> _EXERCISE DIRECTIONS_: Track down every line below that holds "xlabel" and copy it.
## Start
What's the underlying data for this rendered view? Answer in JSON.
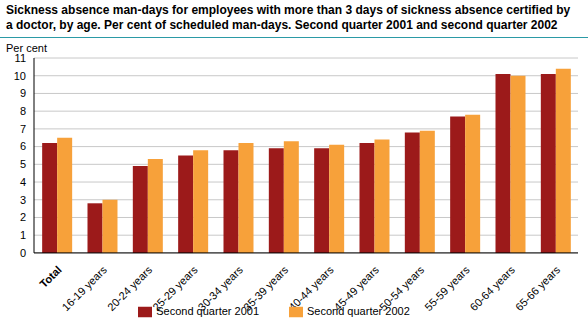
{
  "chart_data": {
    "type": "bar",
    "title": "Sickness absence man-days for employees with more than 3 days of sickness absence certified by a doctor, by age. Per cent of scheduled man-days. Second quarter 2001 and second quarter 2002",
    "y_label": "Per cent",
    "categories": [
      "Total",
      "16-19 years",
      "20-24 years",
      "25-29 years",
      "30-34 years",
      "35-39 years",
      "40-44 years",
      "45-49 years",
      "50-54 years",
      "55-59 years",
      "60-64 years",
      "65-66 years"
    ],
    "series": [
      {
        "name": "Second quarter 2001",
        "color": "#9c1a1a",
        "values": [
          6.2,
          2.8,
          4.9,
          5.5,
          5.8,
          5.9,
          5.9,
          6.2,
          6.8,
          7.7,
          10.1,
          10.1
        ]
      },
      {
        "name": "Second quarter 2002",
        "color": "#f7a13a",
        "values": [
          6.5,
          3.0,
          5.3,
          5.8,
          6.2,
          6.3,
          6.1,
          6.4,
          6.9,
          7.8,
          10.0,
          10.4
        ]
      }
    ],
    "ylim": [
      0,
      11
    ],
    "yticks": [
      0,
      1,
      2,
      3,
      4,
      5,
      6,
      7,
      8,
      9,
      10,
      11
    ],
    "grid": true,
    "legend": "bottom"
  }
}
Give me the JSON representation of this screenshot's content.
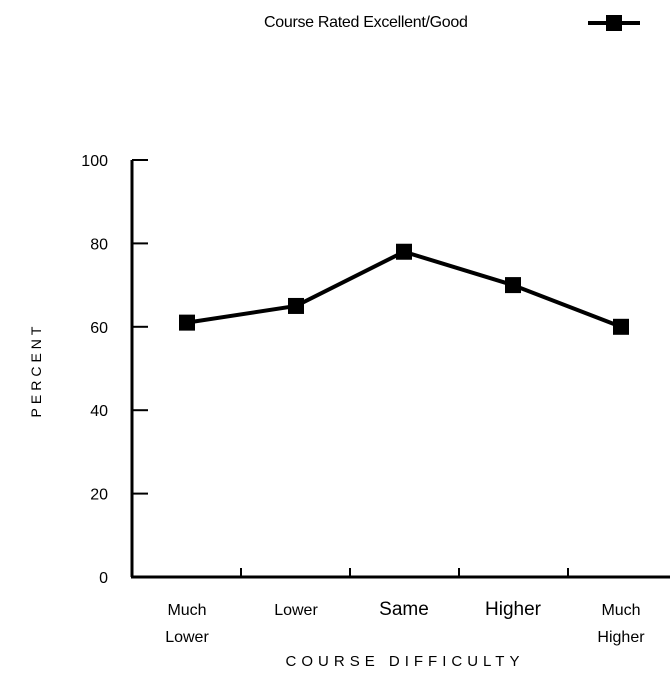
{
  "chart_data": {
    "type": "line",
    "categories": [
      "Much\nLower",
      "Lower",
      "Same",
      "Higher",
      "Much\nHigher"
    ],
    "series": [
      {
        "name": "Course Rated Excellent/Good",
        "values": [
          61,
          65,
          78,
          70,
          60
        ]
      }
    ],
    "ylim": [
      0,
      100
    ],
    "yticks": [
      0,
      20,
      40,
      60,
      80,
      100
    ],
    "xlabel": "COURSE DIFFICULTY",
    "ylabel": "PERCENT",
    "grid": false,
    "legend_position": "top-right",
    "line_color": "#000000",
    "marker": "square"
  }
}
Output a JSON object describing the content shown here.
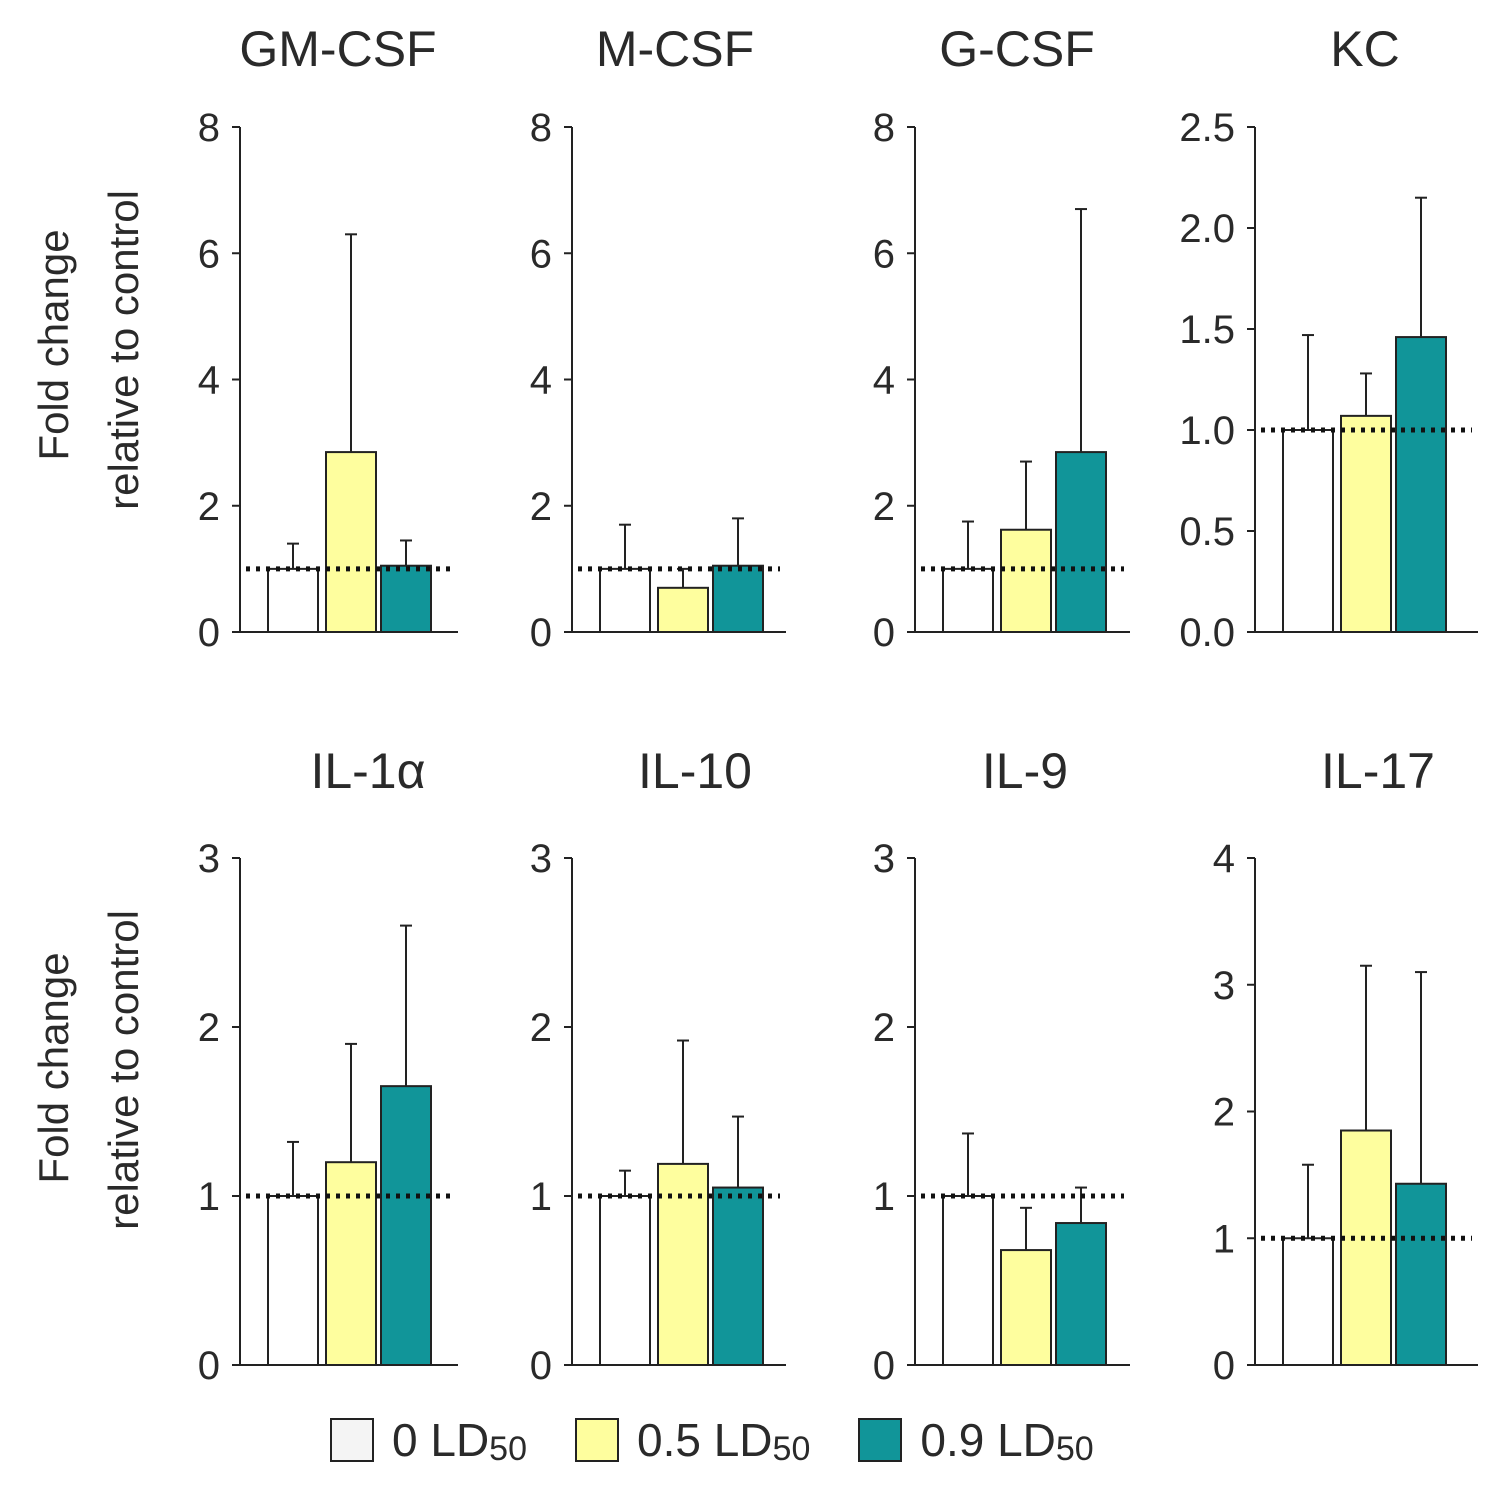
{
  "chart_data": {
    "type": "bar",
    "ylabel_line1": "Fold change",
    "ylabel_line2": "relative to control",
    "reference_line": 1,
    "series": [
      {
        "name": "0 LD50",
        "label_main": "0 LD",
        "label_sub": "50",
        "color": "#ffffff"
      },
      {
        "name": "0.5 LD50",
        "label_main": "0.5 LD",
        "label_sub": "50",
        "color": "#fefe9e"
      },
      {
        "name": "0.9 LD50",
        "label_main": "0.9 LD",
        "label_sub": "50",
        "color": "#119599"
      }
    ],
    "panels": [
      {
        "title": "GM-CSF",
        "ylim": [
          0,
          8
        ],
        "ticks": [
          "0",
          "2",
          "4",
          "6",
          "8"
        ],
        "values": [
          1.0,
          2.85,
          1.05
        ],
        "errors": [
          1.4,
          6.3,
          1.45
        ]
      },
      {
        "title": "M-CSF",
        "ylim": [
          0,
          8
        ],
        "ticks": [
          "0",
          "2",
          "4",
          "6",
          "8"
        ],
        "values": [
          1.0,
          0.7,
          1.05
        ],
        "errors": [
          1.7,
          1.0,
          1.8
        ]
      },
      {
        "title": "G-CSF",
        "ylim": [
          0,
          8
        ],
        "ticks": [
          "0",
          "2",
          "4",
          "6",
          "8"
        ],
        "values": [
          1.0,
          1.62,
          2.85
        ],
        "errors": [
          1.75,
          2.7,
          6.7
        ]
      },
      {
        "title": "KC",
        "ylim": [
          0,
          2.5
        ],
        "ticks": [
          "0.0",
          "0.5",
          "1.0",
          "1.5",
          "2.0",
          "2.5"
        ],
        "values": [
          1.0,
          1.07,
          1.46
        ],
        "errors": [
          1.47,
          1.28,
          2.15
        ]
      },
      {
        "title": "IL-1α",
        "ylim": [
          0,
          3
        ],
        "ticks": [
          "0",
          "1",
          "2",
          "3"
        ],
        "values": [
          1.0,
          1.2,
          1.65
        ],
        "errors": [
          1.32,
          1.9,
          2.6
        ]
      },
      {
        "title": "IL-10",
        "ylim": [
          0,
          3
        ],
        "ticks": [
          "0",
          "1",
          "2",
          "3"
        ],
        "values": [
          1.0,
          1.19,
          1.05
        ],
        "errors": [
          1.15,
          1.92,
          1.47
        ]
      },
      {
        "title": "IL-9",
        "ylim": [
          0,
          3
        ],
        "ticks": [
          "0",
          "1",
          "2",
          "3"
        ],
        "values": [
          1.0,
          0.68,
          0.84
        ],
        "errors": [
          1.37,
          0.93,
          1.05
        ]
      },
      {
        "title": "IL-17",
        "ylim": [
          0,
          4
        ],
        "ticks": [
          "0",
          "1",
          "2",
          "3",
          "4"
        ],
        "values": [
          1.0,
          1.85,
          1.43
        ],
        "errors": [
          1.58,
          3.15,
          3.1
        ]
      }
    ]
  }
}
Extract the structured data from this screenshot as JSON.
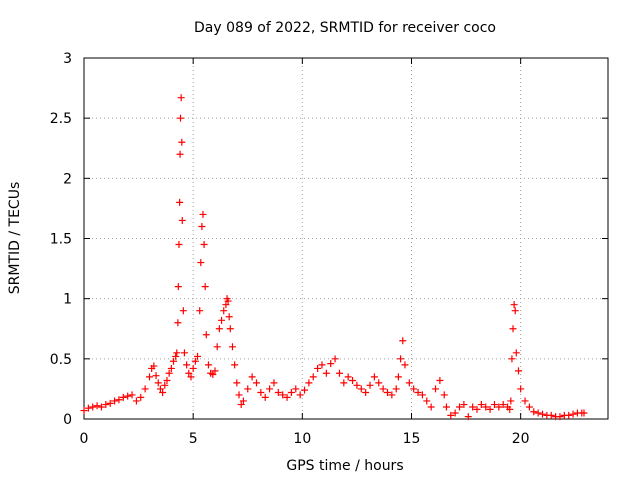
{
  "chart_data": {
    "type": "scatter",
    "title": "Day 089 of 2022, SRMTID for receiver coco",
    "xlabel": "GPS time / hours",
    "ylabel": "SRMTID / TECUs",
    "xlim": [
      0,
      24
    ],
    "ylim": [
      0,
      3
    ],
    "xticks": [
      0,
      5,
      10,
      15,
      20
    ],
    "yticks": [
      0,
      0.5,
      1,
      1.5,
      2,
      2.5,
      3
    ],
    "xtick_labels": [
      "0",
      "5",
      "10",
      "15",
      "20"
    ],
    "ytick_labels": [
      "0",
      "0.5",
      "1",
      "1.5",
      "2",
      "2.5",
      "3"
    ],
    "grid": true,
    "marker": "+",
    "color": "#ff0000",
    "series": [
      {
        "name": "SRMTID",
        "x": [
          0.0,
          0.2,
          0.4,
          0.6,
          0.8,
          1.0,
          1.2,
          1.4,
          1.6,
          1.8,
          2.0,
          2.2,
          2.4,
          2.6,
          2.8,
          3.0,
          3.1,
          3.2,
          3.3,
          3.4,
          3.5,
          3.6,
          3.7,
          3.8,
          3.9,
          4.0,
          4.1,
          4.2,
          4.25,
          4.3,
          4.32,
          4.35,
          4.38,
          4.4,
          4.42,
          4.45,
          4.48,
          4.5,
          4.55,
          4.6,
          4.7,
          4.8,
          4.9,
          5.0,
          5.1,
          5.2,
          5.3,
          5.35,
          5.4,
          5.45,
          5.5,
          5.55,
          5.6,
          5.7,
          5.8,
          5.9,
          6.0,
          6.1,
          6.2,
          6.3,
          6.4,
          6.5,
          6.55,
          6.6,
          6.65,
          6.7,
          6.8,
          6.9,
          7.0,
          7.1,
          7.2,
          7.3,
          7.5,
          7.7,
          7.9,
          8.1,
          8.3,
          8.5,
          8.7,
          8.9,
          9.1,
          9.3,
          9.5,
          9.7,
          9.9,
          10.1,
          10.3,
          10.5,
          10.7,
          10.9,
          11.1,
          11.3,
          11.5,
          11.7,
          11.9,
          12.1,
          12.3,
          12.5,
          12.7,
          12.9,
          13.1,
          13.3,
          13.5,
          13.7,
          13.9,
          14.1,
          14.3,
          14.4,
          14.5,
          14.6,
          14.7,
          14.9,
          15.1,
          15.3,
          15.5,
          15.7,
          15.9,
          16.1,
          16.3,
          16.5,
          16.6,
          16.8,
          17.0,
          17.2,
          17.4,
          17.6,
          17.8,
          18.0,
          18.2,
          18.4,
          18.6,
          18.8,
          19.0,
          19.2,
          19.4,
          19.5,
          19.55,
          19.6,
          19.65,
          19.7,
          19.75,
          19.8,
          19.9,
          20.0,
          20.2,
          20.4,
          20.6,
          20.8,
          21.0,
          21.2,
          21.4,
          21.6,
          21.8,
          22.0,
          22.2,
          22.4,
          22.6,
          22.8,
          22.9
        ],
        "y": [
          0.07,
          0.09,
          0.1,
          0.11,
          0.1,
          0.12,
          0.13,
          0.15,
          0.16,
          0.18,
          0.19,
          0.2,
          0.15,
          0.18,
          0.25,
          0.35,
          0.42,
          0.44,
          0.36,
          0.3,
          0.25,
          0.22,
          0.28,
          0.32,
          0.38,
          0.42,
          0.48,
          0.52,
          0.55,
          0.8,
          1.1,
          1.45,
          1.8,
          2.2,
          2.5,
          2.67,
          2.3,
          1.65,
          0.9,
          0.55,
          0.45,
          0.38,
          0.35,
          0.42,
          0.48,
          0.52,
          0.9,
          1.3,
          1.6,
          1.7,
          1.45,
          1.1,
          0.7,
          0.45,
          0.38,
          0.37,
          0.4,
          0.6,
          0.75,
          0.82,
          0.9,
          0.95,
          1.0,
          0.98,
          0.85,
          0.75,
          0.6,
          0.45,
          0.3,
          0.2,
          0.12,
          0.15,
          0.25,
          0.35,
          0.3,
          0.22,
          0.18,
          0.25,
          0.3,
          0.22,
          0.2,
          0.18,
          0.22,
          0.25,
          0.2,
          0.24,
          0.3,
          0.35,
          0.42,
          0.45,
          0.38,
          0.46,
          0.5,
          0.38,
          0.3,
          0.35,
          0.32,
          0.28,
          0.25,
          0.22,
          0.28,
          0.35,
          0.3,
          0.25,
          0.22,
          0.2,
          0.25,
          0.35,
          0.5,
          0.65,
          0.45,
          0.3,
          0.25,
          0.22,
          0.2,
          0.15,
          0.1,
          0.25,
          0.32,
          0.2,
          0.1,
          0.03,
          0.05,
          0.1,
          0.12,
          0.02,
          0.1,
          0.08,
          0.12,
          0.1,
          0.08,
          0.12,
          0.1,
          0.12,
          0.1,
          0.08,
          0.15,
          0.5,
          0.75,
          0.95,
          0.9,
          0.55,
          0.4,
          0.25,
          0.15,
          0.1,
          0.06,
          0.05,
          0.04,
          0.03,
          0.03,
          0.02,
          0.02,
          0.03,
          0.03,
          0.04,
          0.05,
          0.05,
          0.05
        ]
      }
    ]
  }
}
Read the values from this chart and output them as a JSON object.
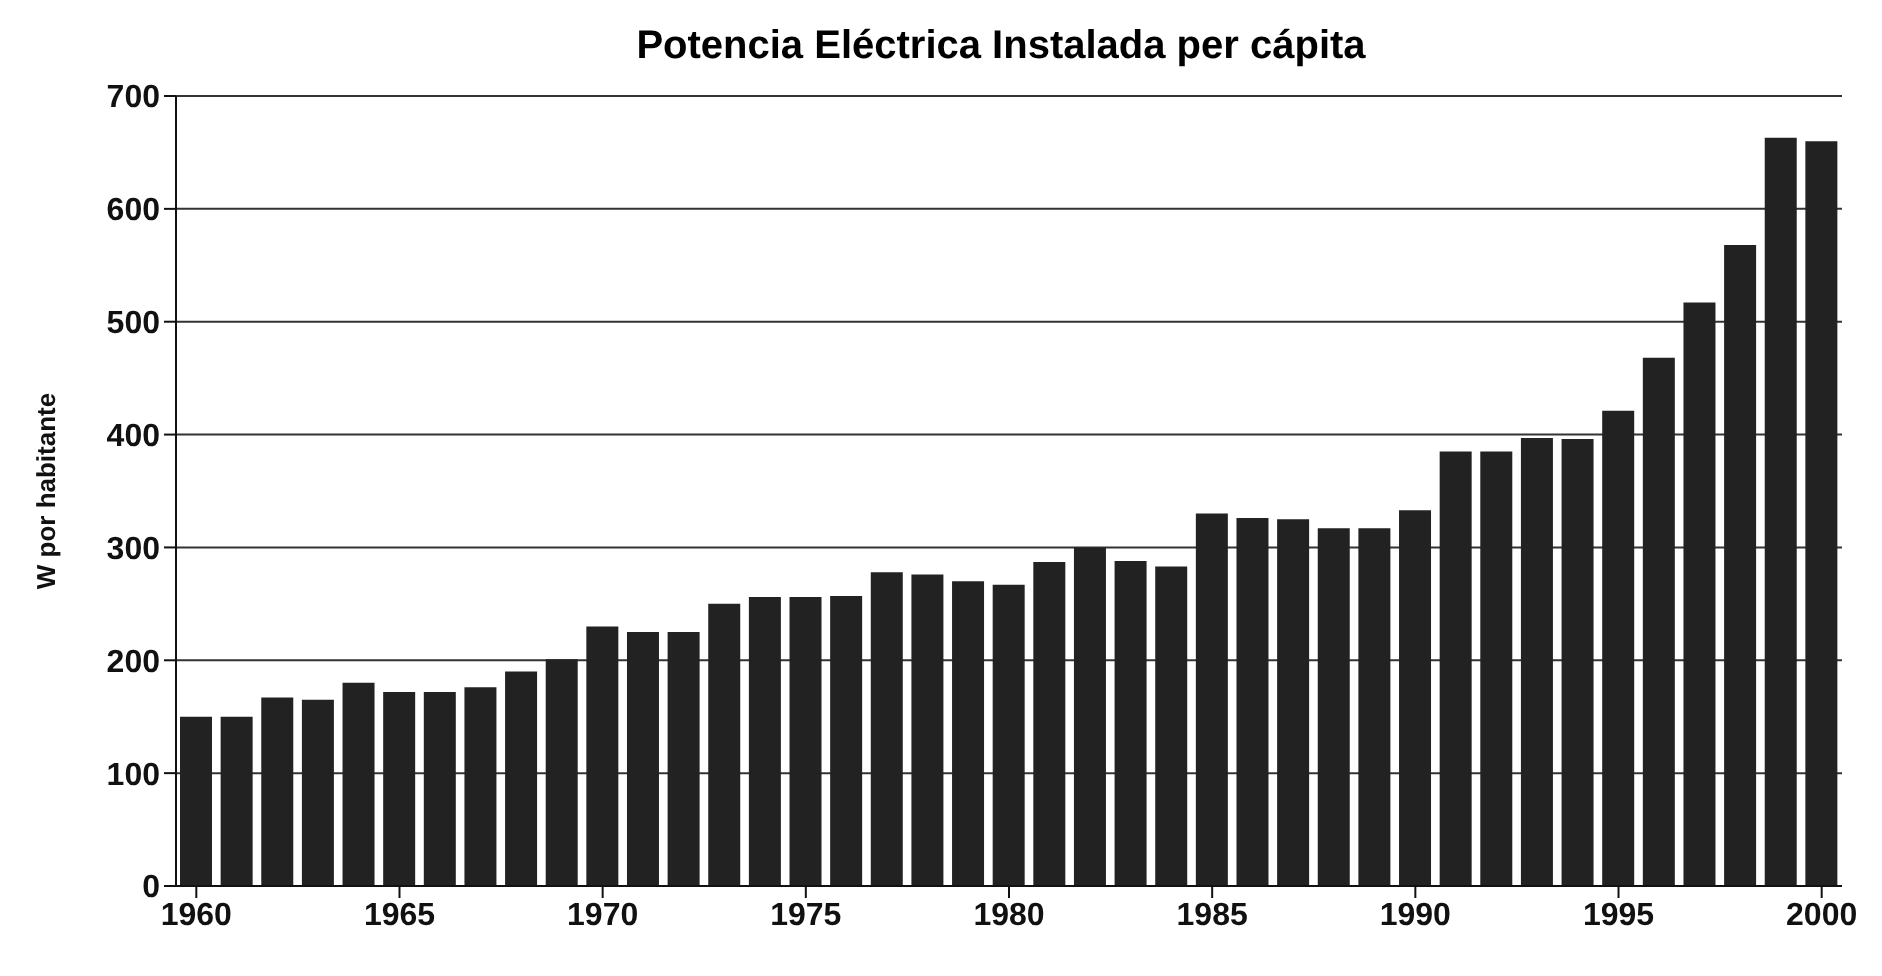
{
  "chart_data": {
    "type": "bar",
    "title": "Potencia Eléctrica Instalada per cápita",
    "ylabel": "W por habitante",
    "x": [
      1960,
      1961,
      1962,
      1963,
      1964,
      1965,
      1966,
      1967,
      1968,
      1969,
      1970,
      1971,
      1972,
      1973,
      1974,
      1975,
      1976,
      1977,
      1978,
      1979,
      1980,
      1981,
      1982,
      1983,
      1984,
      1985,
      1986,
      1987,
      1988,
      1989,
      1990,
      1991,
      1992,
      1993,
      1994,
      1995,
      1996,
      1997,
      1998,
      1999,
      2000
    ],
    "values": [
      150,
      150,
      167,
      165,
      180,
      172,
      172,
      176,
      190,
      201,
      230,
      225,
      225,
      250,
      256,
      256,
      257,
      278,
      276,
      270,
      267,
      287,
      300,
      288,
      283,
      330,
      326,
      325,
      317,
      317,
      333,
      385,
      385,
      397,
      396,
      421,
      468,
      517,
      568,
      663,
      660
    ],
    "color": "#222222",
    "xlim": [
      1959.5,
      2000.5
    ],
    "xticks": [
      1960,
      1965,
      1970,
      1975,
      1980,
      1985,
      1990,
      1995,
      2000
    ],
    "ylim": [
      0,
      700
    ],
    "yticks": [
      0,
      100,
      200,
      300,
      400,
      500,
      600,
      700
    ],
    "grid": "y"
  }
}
## End
> _FULL ANSWER_:
    "xlabel": "COURSE DIFFICULTY",
    "xlabel": "GPS time / hours",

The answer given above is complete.